begin DATA FOR PROCESSING

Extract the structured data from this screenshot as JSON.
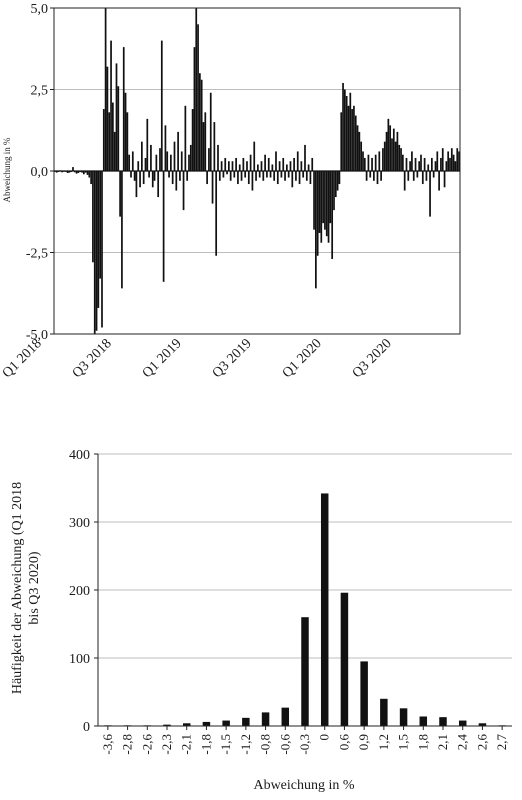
{
  "chart_data": [
    {
      "type": "bar",
      "ylabel": "Abweichung in %",
      "ylim": [
        -5.0,
        5.0
      ],
      "yticks": [
        "5,0",
        "2,5",
        "0,0",
        "-2,5",
        "-5,0"
      ],
      "ytick_values": [
        5.0,
        2.5,
        0.0,
        -2.5,
        -5.0
      ],
      "xticks": [
        "Q1 2018",
        "Q3 2018",
        "Q1 2019",
        "Q3 2019",
        "Q1 2020",
        "Q3 2020"
      ],
      "grid": "horizontal",
      "series": [
        {
          "values": [
            0.0,
            -0.05,
            -0.03,
            0.02,
            -0.04,
            -0.02,
            0.0,
            -0.06,
            -0.05,
            -0.03,
            0.12,
            -0.04,
            -0.08,
            -0.06,
            -0.03,
            -0.05,
            -0.1,
            -0.05,
            -0.12,
            -0.2,
            -0.4,
            -2.8,
            -5.0,
            -4.9,
            -4.2,
            -3.3,
            -4.8,
            1.9,
            5.0,
            3.2,
            1.8,
            4.0,
            2.1,
            1.2,
            3.3,
            2.6,
            -1.4,
            -3.6,
            3.8,
            2.4,
            1.8,
            0.5,
            -0.2,
            0.6,
            -0.3,
            -0.8,
            0.3,
            -0.5,
            0.9,
            -0.4,
            0.4,
            1.6,
            -0.2,
            0.8,
            -0.5,
            -0.3,
            0.5,
            -0.8,
            0.7,
            4.0,
            -3.4,
            1.4,
            0.6,
            -0.2,
            0.5,
            -0.4,
            0.9,
            -0.6,
            1.2,
            -0.3,
            0.6,
            -1.2,
            2.0,
            -0.3,
            0.5,
            0.8,
            1.9,
            3.8,
            5.0,
            4.5,
            3.0,
            2.8,
            1.5,
            1.8,
            -0.4,
            0.7,
            2.4,
            -1.0,
            1.5,
            -2.6,
            0.8,
            -0.3,
            0.3,
            -0.2,
            0.4,
            -0.1,
            0.3,
            -0.3,
            0.3,
            -0.2,
            0.4,
            -0.4,
            0.2,
            -0.3,
            0.4,
            -0.2,
            0.3,
            -0.4,
            0.5,
            -0.6,
            0.9,
            -0.3,
            0.2,
            -0.2,
            0.3,
            -0.3,
            0.5,
            -0.2,
            0.4,
            -0.2,
            0.2,
            -0.3,
            0.6,
            -0.4,
            0.3,
            -0.2,
            0.4,
            -0.3,
            0.2,
            -0.2,
            0.3,
            -0.5,
            0.4,
            -0.3,
            0.6,
            -0.4,
            0.3,
            -0.2,
            0.8,
            -0.3,
            0.2,
            -0.4,
            0.4,
            -1.8,
            -3.6,
            -2.6,
            -1.9,
            -2.2,
            -1.6,
            -1.8,
            -2.0,
            -2.2,
            -1.6,
            -2.7,
            -1.2,
            -0.8,
            -0.6,
            -0.4,
            1.8,
            2.7,
            2.5,
            2.3,
            2.0,
            2.4,
            1.9,
            2.0,
            1.7,
            1.4,
            1.2,
            0.9,
            0.6,
            0.4,
            -0.3,
            0.5,
            -0.2,
            0.4,
            -0.3,
            0.5,
            -0.4,
            0.6,
            -0.3,
            0.7,
            0.9,
            1.2,
            1.6,
            1.4,
            1.0,
            1.3,
            0.9,
            1.2,
            0.8,
            0.7,
            0.5,
            -0.6,
            0.4,
            -0.3,
            0.3,
            0.6,
            -0.3,
            0.4,
            -0.2,
            0.3,
            0.5,
            -0.4,
            0.4,
            -0.3,
            0.2,
            -1.4,
            0.4,
            -0.2,
            0.3,
            0.6,
            -0.6,
            0.4,
            0.7,
            -0.5,
            0.3,
            0.6,
            0.4,
            0.7,
            0.5,
            0.3,
            0.7,
            0.6
          ]
        }
      ]
    },
    {
      "type": "bar",
      "ylabel": "Häufigkeit der Abweichung (Q1 2018 bis Q3 2020)",
      "xlabel": "Abweichung in %",
      "ylim": [
        0,
        400
      ],
      "yticks": [
        "400",
        "300",
        "200",
        "100",
        "0"
      ],
      "ytick_values": [
        400,
        300,
        200,
        100,
        0
      ],
      "grid": "horizontal",
      "categories": [
        "-3,6",
        "-2,8",
        "-2,6",
        "-2,3",
        "-2,1",
        "-1,8",
        "-1,5",
        "-1,2",
        "-0,8",
        "-0,6",
        "-0,3",
        "0",
        "0,6",
        "0,9",
        "1,2",
        "1,5",
        "1,8",
        "2,1",
        "2,4",
        "2,6",
        "2,7"
      ],
      "values": [
        1,
        1,
        1,
        2,
        4,
        6,
        8,
        12,
        20,
        27,
        160,
        342,
        196,
        95,
        40,
        26,
        14,
        13,
        8,
        4,
        1
      ]
    }
  ]
}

end DATA FOR PROCESSING

(WHAT YOU HAVE TO DO)
Show every line in the records above that contains the word "ylabel".

(OUTPUT OF THE EXERCISE)
      "ylabel": "Abweichung in %",
      "ylabel": "Häufigkeit der Abweichung (Q1 2018 bis Q3 2020)",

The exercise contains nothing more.